• Written problem:
Extract every line that contains the string "this".

(Figure collection entries)
☆ ☆ ☆ ☆ ☆

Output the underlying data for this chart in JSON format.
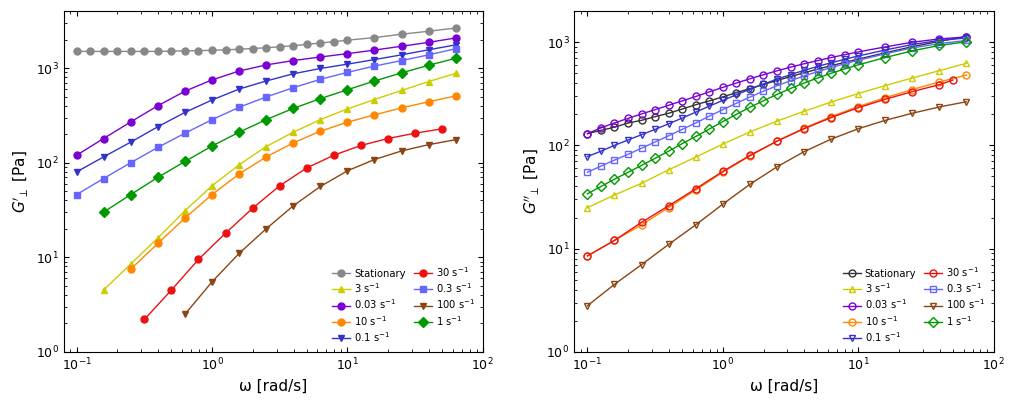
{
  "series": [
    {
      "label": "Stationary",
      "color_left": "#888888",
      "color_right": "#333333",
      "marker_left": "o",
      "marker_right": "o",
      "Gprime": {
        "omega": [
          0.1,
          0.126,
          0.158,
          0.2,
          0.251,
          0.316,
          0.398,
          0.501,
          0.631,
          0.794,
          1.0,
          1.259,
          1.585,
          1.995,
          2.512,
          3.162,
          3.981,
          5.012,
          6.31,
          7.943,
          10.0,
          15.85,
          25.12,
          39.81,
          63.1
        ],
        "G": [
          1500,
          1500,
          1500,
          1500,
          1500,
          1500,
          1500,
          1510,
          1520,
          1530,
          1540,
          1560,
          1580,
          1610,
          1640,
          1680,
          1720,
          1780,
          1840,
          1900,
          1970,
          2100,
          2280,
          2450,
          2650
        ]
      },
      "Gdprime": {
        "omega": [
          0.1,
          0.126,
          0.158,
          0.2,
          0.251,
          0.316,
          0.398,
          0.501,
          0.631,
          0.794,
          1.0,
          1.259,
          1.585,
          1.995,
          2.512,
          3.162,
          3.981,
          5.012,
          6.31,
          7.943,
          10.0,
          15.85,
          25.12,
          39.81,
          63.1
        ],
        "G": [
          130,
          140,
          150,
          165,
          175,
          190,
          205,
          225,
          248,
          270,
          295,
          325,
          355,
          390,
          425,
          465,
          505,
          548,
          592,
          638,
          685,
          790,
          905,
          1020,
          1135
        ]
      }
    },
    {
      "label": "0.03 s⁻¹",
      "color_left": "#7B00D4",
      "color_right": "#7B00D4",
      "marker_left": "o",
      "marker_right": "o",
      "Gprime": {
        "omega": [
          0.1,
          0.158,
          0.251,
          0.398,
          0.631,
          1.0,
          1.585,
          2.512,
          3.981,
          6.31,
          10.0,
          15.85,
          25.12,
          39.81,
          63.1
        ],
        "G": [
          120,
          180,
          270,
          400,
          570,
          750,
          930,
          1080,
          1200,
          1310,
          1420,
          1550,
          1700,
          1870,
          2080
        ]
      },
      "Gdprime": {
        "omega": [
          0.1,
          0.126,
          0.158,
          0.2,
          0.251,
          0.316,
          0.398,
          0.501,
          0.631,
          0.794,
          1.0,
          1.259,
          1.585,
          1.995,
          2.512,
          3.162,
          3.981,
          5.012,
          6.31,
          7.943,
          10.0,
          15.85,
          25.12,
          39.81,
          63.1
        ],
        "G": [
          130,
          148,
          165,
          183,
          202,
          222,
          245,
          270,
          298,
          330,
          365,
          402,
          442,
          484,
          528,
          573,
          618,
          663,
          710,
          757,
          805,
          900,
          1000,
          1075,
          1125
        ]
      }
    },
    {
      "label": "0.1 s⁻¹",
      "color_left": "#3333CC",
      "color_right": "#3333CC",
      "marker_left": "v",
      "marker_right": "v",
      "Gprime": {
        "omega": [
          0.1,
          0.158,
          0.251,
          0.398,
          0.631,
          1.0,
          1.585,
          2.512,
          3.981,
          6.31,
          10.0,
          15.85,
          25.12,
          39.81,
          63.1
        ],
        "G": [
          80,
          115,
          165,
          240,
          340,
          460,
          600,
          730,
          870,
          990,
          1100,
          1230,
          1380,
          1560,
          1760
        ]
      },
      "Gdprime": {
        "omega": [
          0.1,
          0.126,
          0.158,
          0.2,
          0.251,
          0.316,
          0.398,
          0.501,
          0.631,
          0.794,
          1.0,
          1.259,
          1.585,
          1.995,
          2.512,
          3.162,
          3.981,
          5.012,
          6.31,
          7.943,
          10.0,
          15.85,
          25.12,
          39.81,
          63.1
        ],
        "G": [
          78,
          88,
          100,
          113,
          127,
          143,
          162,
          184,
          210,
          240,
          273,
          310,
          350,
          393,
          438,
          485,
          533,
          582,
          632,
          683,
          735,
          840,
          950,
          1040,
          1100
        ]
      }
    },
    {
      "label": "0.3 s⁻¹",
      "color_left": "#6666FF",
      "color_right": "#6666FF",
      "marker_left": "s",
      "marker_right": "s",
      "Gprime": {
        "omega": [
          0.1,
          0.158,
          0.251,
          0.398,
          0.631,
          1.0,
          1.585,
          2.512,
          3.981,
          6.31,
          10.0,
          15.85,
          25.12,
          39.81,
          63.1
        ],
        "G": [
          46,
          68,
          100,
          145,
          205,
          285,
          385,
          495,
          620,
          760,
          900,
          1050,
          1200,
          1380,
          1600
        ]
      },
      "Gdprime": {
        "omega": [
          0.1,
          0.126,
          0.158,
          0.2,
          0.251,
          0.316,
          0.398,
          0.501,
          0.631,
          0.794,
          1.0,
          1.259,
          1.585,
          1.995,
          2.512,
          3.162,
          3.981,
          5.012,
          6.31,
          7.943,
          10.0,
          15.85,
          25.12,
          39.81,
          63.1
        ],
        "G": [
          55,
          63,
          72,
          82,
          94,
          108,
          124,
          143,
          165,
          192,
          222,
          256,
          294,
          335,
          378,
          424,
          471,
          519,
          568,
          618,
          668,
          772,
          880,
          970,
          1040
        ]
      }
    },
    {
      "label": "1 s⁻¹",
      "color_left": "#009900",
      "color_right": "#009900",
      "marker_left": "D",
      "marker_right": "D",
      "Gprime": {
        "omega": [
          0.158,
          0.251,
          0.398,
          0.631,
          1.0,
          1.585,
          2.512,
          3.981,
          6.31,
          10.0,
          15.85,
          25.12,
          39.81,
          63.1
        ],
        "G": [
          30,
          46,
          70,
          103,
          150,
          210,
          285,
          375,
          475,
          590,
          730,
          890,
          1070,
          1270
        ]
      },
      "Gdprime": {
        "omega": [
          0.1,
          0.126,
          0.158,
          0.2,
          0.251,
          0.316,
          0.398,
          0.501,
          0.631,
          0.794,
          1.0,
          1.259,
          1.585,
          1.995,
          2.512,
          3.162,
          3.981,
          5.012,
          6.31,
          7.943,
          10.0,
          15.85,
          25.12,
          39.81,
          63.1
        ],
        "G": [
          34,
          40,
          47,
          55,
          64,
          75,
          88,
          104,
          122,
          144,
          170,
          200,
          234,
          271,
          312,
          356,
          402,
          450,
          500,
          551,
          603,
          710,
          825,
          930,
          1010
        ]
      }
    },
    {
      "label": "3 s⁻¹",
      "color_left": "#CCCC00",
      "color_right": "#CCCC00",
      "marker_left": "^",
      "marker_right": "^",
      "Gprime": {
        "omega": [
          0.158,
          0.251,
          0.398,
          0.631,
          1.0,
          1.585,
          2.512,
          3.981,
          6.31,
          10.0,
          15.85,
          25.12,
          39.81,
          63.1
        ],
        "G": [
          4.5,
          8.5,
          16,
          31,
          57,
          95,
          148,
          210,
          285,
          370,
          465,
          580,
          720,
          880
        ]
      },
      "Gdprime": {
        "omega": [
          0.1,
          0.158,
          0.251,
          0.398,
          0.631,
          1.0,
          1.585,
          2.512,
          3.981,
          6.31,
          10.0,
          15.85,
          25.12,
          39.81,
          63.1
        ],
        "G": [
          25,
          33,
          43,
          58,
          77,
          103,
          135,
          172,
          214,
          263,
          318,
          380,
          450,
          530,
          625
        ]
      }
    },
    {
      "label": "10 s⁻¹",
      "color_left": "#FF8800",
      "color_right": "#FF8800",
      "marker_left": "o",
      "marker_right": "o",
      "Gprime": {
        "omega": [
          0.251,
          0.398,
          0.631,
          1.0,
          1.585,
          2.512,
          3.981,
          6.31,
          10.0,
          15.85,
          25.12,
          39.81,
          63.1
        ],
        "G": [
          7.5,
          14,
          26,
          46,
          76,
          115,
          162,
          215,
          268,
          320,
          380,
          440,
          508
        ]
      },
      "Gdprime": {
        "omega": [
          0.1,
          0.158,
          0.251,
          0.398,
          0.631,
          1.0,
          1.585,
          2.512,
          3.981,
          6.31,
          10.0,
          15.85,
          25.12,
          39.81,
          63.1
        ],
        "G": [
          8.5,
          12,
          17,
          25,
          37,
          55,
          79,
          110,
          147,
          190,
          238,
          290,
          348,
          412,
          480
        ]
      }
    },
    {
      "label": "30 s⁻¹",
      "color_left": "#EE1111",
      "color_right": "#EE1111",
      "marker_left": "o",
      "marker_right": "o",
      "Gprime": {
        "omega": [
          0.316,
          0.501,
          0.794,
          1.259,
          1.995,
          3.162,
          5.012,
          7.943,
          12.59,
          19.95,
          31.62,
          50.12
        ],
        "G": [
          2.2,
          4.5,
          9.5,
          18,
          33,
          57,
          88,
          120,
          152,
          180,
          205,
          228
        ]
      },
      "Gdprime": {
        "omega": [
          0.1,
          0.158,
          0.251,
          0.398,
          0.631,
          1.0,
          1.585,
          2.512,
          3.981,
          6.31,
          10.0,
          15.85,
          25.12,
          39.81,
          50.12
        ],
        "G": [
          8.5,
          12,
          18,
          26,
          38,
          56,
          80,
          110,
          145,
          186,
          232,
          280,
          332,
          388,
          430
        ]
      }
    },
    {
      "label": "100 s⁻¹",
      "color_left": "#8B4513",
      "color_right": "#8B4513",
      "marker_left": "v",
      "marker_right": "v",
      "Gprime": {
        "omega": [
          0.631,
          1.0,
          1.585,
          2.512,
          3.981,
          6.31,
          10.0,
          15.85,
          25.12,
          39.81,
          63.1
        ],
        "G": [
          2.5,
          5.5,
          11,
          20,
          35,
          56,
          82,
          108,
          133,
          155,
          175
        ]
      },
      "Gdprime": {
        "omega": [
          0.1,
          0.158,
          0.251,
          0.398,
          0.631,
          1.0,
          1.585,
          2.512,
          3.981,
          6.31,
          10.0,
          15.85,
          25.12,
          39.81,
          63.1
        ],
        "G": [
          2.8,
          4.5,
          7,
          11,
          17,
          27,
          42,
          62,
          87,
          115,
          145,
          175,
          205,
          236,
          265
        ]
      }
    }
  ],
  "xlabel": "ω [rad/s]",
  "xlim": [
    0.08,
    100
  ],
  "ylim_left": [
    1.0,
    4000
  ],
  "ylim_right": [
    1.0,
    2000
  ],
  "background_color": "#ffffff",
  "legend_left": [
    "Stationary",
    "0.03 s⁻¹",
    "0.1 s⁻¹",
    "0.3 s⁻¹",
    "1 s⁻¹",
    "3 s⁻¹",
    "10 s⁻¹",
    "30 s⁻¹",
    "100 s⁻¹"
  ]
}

☆ ☆ ☆ ☆ ☆

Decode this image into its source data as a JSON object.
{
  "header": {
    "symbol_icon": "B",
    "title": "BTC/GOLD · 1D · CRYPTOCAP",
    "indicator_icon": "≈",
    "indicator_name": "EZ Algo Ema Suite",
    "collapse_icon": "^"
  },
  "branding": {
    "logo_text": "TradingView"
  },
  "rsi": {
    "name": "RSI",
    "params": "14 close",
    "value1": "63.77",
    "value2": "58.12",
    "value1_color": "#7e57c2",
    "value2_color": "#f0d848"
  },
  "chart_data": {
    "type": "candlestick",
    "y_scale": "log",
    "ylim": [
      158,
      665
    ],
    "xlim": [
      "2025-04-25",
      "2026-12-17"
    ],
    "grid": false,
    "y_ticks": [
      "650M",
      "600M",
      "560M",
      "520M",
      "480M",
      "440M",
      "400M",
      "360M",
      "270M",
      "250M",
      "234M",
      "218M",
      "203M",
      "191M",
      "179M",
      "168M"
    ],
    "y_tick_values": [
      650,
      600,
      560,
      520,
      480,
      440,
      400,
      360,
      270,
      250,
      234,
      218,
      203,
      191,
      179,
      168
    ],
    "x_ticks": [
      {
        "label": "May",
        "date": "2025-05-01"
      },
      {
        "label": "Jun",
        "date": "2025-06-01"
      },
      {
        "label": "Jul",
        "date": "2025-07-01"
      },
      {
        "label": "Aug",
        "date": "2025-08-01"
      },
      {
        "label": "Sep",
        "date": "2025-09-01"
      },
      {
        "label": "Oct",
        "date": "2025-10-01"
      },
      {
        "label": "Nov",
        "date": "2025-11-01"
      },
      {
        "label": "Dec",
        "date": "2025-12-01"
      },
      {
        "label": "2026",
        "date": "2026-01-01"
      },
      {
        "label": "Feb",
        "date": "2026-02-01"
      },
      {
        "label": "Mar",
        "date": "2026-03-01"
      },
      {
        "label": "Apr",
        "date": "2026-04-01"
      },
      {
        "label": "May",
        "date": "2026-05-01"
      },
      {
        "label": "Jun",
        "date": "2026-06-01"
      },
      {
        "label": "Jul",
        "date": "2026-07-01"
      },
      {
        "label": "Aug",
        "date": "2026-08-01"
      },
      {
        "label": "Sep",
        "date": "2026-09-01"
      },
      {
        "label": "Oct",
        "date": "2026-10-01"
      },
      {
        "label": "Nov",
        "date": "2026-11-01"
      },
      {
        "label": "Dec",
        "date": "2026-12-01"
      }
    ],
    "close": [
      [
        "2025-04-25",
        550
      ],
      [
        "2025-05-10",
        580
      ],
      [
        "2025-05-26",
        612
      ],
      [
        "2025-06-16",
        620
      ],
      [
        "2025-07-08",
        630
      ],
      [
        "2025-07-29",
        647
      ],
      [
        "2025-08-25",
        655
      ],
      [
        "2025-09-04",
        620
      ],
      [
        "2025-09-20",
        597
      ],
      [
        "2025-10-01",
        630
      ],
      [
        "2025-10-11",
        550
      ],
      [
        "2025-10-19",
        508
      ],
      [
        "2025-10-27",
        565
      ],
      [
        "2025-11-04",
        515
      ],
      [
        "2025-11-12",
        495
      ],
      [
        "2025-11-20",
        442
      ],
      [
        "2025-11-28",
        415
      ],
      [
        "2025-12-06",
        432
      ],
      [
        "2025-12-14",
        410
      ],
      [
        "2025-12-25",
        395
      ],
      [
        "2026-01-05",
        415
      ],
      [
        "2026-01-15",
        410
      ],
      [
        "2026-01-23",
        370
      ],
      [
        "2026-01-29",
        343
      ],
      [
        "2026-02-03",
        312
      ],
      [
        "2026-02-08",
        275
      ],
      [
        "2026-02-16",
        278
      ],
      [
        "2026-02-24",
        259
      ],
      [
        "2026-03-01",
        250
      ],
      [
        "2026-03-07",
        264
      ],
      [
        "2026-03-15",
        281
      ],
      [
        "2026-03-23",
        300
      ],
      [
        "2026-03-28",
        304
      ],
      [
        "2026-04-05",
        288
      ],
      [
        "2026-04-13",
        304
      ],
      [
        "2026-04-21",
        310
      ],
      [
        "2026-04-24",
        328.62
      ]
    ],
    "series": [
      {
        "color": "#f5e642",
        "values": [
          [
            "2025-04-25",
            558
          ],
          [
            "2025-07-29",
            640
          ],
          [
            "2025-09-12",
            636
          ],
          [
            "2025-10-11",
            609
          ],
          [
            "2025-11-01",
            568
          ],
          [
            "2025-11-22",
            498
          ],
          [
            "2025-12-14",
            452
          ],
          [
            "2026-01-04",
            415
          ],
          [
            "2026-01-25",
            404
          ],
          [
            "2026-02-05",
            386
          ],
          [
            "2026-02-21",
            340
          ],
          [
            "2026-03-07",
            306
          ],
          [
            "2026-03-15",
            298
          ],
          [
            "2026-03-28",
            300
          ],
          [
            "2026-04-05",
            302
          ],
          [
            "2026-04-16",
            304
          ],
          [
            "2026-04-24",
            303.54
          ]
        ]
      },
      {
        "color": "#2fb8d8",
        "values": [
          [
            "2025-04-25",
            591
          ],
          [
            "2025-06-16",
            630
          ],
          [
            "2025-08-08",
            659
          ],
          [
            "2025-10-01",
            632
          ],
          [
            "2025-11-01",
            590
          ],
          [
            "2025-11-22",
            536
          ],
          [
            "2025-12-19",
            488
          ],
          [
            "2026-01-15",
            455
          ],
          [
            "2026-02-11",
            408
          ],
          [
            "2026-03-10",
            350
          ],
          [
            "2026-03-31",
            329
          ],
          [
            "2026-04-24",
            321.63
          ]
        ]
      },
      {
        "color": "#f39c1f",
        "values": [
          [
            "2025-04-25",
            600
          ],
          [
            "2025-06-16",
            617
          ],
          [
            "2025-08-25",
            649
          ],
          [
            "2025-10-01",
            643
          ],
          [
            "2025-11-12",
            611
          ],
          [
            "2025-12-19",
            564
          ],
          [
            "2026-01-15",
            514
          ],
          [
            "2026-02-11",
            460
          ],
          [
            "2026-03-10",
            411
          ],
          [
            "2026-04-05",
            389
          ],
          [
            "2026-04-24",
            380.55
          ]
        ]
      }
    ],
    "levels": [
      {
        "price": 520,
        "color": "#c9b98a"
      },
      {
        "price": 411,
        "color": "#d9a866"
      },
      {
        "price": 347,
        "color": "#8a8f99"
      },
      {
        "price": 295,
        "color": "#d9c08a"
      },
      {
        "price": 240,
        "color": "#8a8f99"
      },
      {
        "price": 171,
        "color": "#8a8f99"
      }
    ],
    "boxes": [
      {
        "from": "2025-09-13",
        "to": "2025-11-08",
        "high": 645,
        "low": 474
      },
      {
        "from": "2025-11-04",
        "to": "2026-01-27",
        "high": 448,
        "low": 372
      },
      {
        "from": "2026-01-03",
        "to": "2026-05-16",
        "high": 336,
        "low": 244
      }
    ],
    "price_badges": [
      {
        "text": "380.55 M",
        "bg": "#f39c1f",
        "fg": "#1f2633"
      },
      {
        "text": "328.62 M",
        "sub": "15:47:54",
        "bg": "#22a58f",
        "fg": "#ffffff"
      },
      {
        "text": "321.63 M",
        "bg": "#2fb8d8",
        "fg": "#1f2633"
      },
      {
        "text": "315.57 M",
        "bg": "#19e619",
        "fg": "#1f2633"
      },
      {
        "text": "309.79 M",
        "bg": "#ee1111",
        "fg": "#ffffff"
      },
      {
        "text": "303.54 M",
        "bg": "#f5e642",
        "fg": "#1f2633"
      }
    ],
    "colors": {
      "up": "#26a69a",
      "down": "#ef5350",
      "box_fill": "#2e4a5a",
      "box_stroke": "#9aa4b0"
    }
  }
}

☆ ☆ ☆ ☆ ☆

• Correct response:
Output the underlying data for this chart in JSON format.
Decode this image into its source data as a JSON object.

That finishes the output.